_Collected data entries_
begin
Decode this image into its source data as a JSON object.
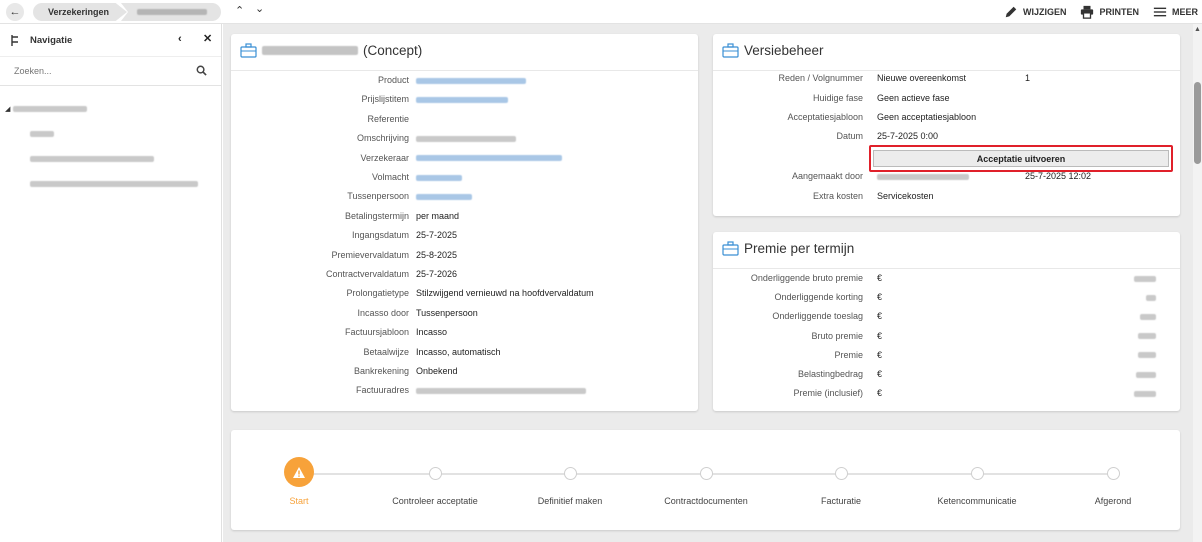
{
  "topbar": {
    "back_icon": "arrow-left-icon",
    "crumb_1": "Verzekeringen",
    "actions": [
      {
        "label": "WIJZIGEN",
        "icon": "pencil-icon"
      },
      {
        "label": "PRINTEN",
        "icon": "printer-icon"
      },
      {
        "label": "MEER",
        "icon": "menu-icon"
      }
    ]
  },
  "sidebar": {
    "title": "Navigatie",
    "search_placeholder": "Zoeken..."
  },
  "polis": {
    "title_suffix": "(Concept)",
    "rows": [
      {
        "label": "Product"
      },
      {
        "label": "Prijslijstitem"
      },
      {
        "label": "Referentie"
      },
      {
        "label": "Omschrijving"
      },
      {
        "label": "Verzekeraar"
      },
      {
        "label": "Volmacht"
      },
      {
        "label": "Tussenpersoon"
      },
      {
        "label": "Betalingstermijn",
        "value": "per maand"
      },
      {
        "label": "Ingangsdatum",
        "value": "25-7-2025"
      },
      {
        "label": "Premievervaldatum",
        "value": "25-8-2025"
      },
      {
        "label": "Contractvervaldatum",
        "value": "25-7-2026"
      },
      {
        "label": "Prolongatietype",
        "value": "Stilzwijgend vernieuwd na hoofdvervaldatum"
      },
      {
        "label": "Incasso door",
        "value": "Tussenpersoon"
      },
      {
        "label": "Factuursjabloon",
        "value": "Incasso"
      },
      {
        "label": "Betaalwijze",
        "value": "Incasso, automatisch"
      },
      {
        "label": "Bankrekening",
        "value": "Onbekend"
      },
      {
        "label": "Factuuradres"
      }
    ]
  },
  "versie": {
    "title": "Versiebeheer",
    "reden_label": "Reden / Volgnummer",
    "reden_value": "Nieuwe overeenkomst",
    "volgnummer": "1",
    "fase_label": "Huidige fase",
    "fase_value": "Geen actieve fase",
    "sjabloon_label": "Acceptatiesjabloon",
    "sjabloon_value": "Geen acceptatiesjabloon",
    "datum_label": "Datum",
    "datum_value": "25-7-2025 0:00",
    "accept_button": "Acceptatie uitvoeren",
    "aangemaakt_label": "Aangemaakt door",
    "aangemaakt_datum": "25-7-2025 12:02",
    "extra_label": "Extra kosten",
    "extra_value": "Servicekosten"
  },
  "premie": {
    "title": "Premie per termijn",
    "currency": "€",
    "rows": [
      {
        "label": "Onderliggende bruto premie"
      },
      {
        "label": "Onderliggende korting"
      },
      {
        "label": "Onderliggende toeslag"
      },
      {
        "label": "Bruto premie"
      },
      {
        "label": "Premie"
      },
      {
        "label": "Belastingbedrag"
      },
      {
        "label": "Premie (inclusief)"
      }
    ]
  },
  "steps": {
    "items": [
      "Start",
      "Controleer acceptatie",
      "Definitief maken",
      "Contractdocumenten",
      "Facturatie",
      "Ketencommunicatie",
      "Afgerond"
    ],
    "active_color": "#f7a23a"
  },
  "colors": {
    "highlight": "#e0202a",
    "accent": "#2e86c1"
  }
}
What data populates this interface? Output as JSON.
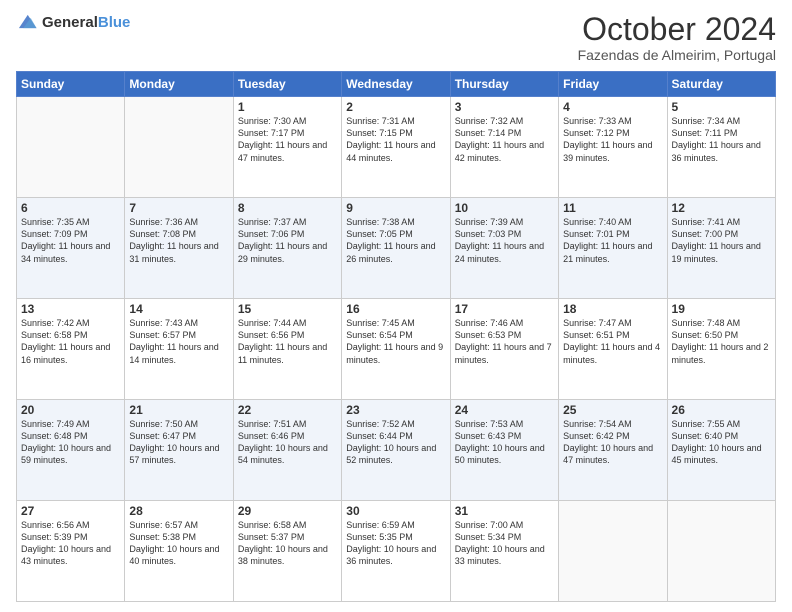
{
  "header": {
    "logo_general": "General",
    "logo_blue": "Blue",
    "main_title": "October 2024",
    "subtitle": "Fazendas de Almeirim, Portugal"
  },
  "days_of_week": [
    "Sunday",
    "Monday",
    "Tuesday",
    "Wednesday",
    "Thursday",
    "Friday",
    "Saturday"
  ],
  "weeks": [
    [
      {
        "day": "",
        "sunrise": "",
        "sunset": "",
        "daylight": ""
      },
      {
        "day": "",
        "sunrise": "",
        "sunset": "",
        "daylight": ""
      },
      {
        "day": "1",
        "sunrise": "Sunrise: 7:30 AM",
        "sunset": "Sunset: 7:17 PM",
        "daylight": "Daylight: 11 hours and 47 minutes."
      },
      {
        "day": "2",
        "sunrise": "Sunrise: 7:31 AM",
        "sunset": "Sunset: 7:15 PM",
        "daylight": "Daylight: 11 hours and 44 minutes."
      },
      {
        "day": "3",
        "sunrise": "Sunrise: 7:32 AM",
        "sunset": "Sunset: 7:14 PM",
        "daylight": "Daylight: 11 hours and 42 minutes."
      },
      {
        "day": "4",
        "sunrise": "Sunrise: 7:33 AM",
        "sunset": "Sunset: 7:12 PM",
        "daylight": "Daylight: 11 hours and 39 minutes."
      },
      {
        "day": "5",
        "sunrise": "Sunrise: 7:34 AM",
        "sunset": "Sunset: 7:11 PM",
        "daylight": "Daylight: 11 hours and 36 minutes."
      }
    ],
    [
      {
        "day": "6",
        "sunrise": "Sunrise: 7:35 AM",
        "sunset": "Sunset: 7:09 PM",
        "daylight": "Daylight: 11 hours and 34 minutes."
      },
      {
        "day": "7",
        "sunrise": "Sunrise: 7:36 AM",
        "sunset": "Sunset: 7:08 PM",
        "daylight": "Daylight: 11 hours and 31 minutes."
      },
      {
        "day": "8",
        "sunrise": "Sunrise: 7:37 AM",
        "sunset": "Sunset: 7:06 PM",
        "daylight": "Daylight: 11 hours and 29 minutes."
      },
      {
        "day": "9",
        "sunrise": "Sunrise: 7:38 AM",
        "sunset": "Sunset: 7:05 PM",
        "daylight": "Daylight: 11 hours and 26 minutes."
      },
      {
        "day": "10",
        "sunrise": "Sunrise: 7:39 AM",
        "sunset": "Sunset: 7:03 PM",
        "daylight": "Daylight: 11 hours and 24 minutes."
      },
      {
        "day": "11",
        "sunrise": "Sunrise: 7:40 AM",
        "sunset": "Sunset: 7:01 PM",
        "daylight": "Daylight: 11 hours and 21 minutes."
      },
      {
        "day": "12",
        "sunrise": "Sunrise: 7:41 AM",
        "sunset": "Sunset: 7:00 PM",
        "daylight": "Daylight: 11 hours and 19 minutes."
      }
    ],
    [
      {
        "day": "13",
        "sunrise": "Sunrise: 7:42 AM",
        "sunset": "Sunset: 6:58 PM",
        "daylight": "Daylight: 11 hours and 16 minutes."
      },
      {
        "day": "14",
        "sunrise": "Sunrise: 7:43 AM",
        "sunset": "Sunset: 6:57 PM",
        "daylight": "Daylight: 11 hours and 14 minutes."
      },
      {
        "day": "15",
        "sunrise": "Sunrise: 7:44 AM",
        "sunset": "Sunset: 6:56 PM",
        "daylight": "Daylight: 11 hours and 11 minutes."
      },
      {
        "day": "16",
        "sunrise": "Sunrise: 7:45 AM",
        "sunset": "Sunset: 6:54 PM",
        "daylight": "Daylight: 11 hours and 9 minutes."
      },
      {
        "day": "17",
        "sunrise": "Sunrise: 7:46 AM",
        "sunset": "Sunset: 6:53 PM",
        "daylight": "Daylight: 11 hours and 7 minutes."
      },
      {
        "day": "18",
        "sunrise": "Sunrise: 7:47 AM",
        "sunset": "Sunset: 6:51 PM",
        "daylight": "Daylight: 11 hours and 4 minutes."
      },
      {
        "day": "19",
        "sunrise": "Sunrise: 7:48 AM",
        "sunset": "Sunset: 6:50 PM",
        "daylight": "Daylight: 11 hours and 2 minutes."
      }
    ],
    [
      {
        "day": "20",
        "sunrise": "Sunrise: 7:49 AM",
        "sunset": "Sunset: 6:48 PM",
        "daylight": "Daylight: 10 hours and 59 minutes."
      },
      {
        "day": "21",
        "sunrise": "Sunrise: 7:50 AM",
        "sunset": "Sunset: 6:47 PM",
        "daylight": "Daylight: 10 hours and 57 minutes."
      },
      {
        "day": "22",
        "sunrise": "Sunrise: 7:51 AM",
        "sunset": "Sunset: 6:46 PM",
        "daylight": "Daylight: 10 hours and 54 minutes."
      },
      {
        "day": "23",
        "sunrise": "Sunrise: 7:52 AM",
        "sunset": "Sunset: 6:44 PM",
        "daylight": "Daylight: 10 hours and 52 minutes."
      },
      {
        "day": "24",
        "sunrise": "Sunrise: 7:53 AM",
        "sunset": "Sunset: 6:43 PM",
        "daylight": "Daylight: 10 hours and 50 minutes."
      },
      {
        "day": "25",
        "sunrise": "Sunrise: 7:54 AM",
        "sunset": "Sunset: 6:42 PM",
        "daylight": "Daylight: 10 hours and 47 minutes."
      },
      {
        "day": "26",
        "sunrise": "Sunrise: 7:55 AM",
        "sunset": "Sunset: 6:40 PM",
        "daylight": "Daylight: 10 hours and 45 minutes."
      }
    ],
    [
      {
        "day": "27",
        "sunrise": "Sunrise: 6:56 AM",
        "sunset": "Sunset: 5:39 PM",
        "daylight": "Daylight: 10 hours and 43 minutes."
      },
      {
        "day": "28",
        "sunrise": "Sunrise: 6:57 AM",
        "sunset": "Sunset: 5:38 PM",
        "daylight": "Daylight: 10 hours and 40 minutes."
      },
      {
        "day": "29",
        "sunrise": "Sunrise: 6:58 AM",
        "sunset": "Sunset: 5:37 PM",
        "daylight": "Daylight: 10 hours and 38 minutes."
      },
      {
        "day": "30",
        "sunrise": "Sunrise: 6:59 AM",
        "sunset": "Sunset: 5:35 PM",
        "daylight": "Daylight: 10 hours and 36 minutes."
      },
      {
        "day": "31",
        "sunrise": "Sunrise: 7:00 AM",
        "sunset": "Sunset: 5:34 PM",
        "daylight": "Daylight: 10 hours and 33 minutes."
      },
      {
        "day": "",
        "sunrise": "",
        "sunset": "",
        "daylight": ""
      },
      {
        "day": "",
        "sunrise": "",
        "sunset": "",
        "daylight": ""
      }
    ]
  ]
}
end
_Exercise_
Show the lines of the records that include the string "Tussenpersoon".

_Correct answer_
        "label": "Tussenpersoon"
        "value": "Tussenpersoon"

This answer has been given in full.